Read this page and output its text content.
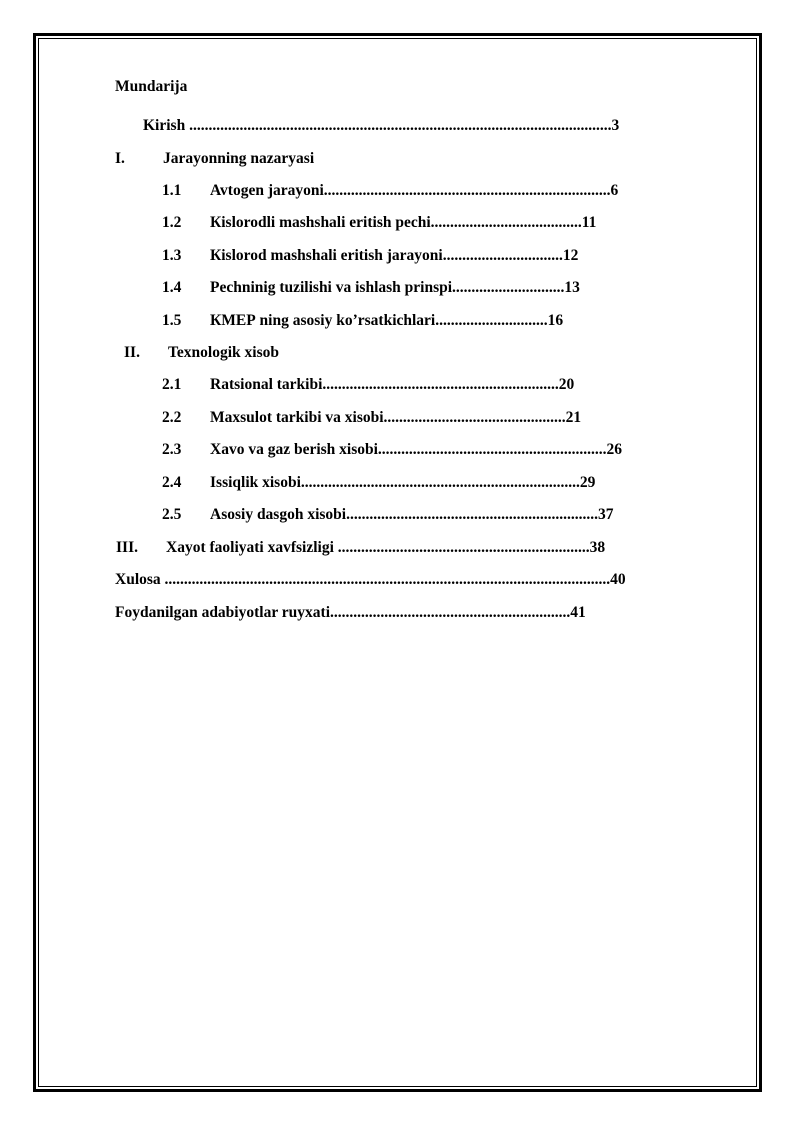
Mundarija
Kirish .............................................................................................................3
I. Jarayonning nazaryasi
1.1 Avtogen jarayoni..........................................................................6
1.2 Кislorodli mashshali eritish pechi.......................................11
1.3 Кislorod mashshali eritish jarayoni...............................12
1.4 Pechninig tuzilishi va ishlash prinspi.............................13
1.5 КМЕР ning asosiy ko’rsatkichlari.............................16
II. Texnologik xisob
2.1 Ratsional tarkibi.............................................................20
2.2 Maxsulot tarkibi va xisobi...............................................21
2.3 Xavo va gaz berish xisobi...........................................................26
2.4 Issiqlik xisobi........................................................................29
2.5 Asosiy dasgoh xisobi.................................................................37
III. Xayot faoliyati xavfsizligi .................................................................38
Xulosa ...................................................................................................................40
Foydanilgan adabiyotlar ruyxati..............................................................41
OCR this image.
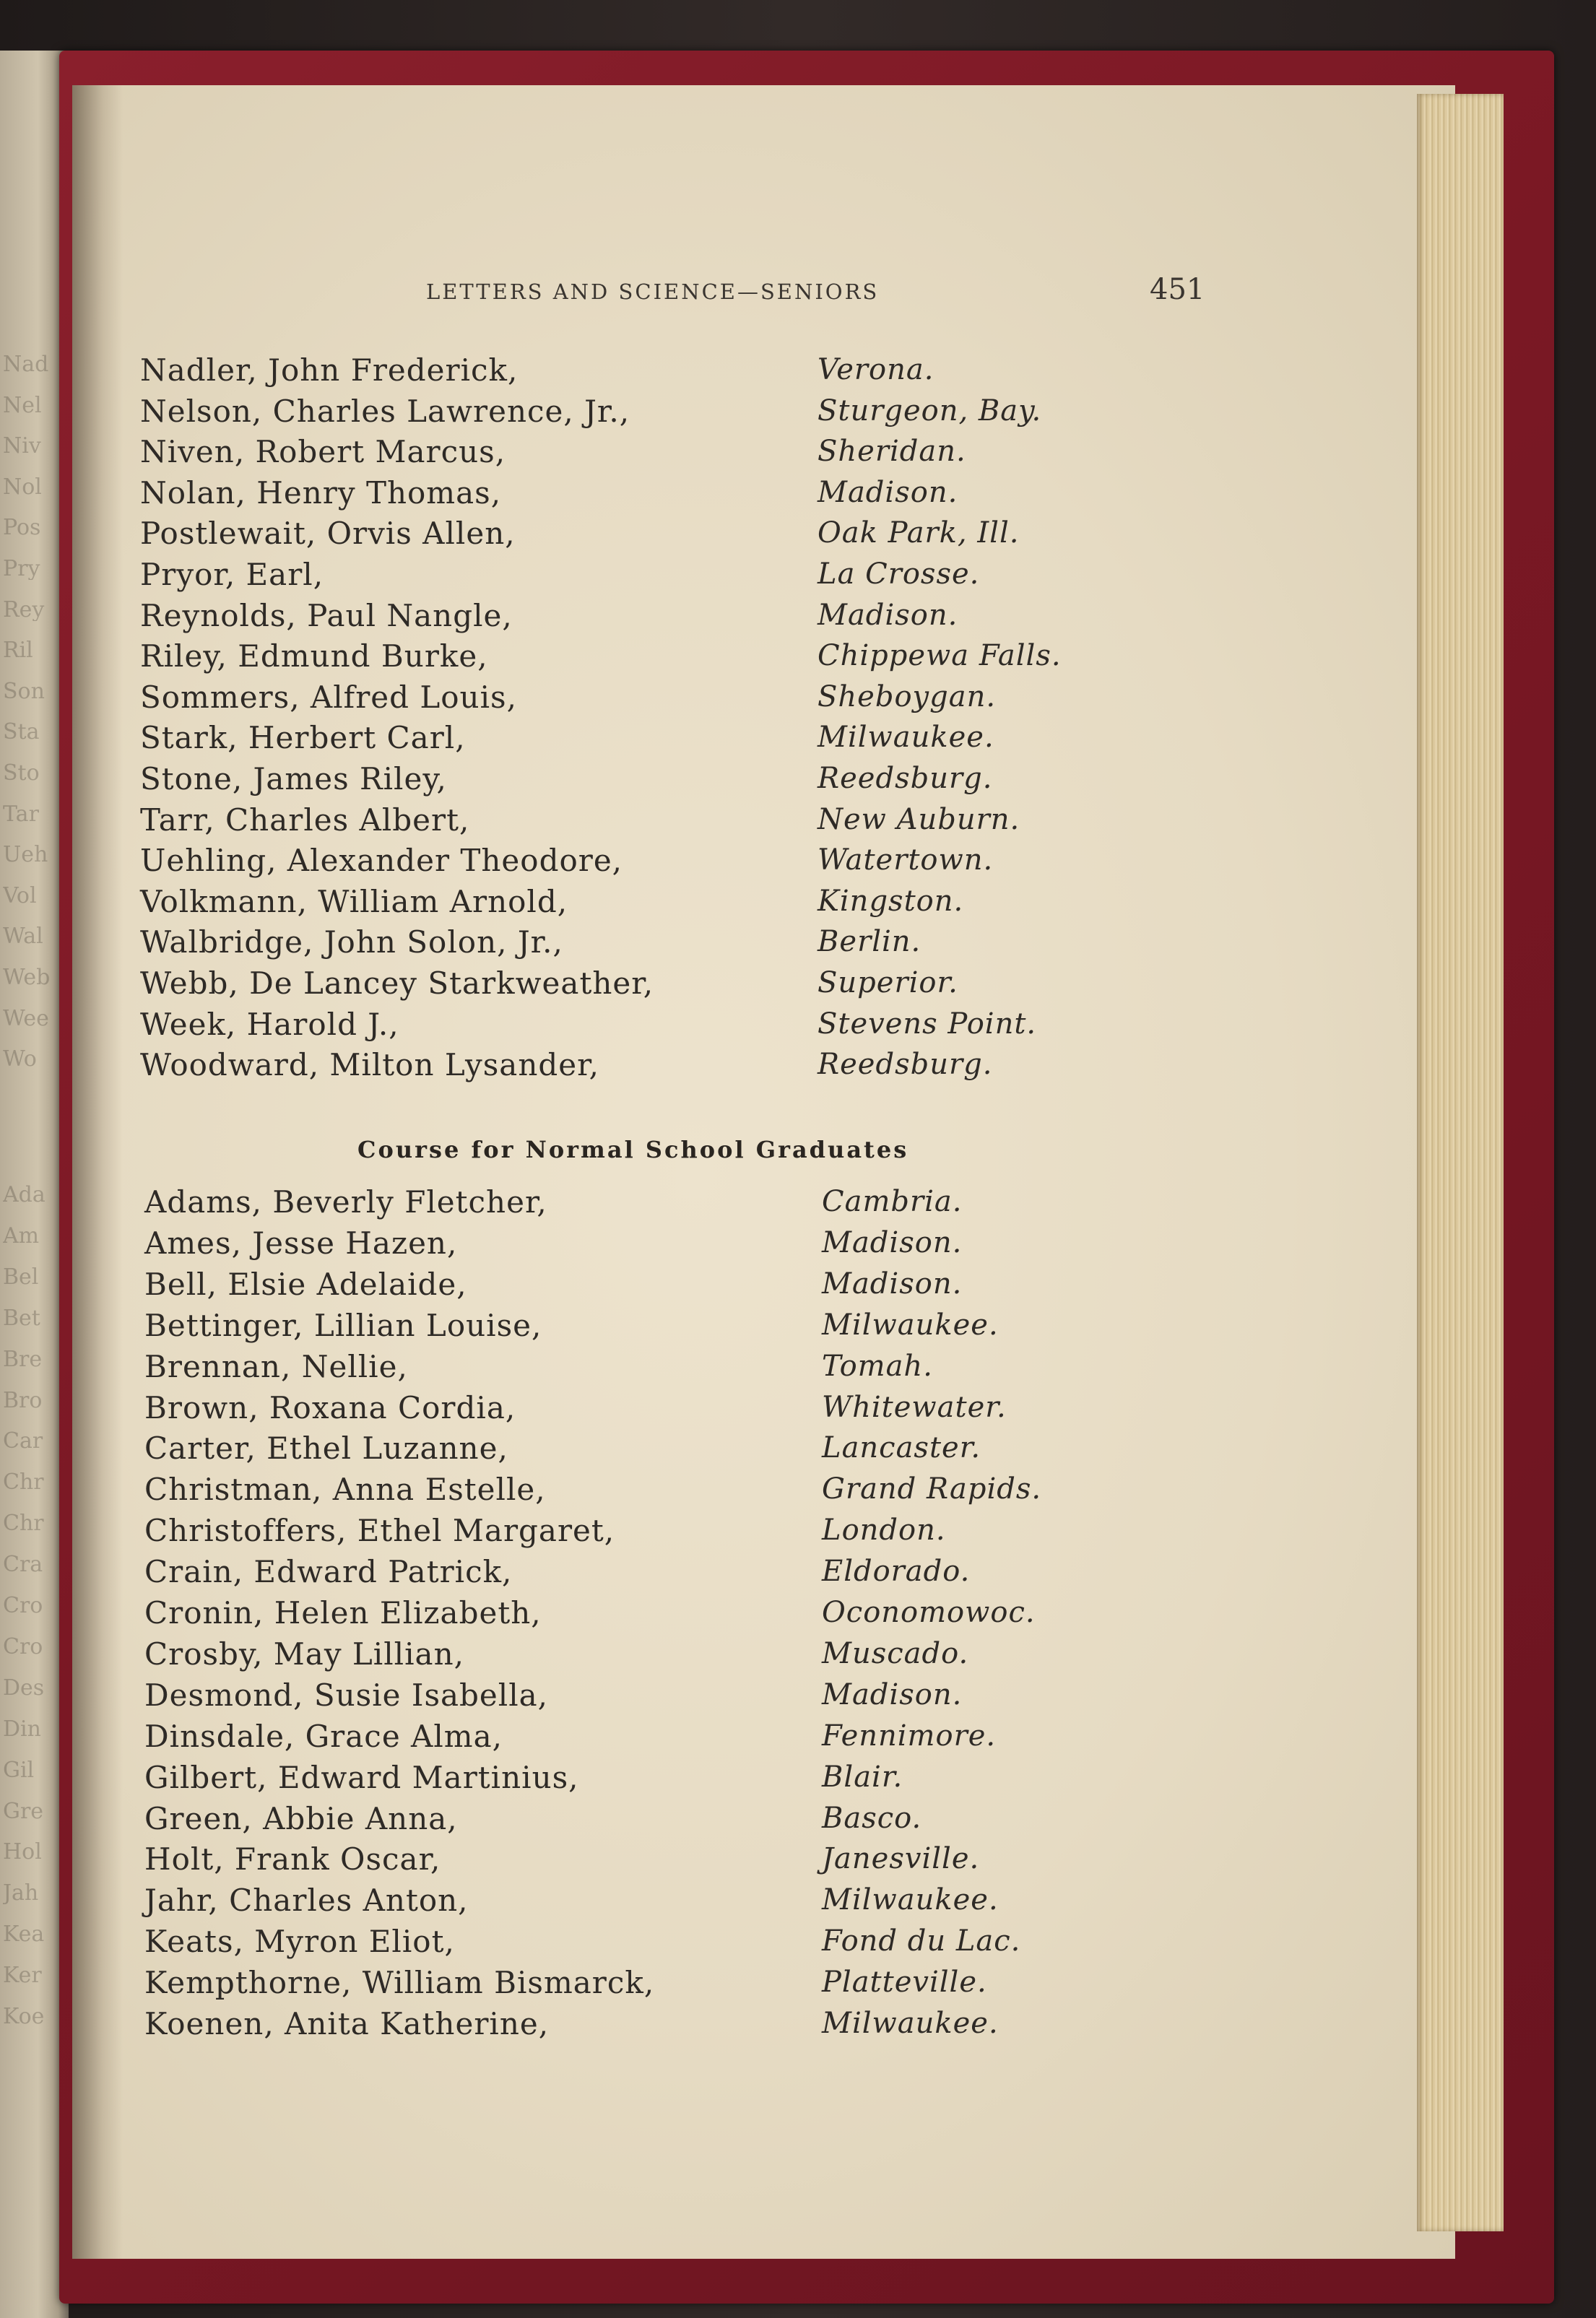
Nad
Nel
Niv
Nol
Pos
Pry
Rey
Ril
Son
Sta
Sto
Tar
Ueh
Vol
Wal
Web
Wee
Wo
Ada
Am
Bel
Bet
Bre
Bro
Car
Chr
Chr
Cra
Cro
Cro
Des
Din
Gil
Gre
Hol
Jah
Kea
Ker
Koe
LETTERS AND SCIENCE—SENIORS	451
Nadler, John Frederick,	Verona.
Nelson, Charles Lawrence, Jr.,	Sturgeon, Bay.
Niven, Robert Marcus,	Sheridan.
Nolan, Henry Thomas,	Madison.
Postlewait, Orvis Allen,	Oak Park, Ill.
Pryor, Earl,	La Crosse.
Reynolds, Paul Nangle,	Madison.
Riley, Edmund Burke,	Chippewa Falls.
Sommers, Alfred Louis,	Sheboygan.
Stark, Herbert Carl,	Milwaukee.
Stone, James Riley,	Reedsburg.
Tarr, Charles Albert,	New Auburn.
Uehling, Alexander Theodore,	Watertown.
Volkmann, William Arnold,	Kingston.
Walbridge, John Solon, Jr.,	Berlin.
Webb, De Lancey Starkweather,	Superior.
Week, Harold J.,	Stevens Point.
Woodward, Milton Lysander,	Reedsburg.
Course for Normal School Graduates
Adams, Beverly Fletcher,	Cambria.
Ames, Jesse Hazen,	Madison.
Bell, Elsie Adelaide,	Madison.
Bettinger, Lillian Louise,	Milwaukee.
Brennan, Nellie,	Tomah.
Brown, Roxana Cordia,	Whitewater.
Carter, Ethel Luzanne,	Lancaster.
Christman, Anna Estelle,	Grand Rapids.
Christoffers, Ethel Margaret,	London.
Crain, Edward Patrick,	Eldorado.
Cronin, Helen Elizabeth,	Oconomowoc.
Crosby, May Lillian,	Muscado.
Desmond, Susie Isabella,	Madison.
Dinsdale, Grace Alma,	Fennimore.
Gilbert, Edward Martinius,	Blair.
Green, Abbie Anna,	Basco.
Holt, Frank Oscar,	Janesville.
Jahr, Charles Anton,	Milwaukee.
Keats, Myron Eliot,	Fond du Lac.
Kempthorne, William Bismarck,	Platteville.
Koenen, Anita Katherine,	Milwaukee.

Exercise instructions — The word "tarkibi" may appear on some lines. Report how many lines hold it, giving the number alone.

Expected answer — 2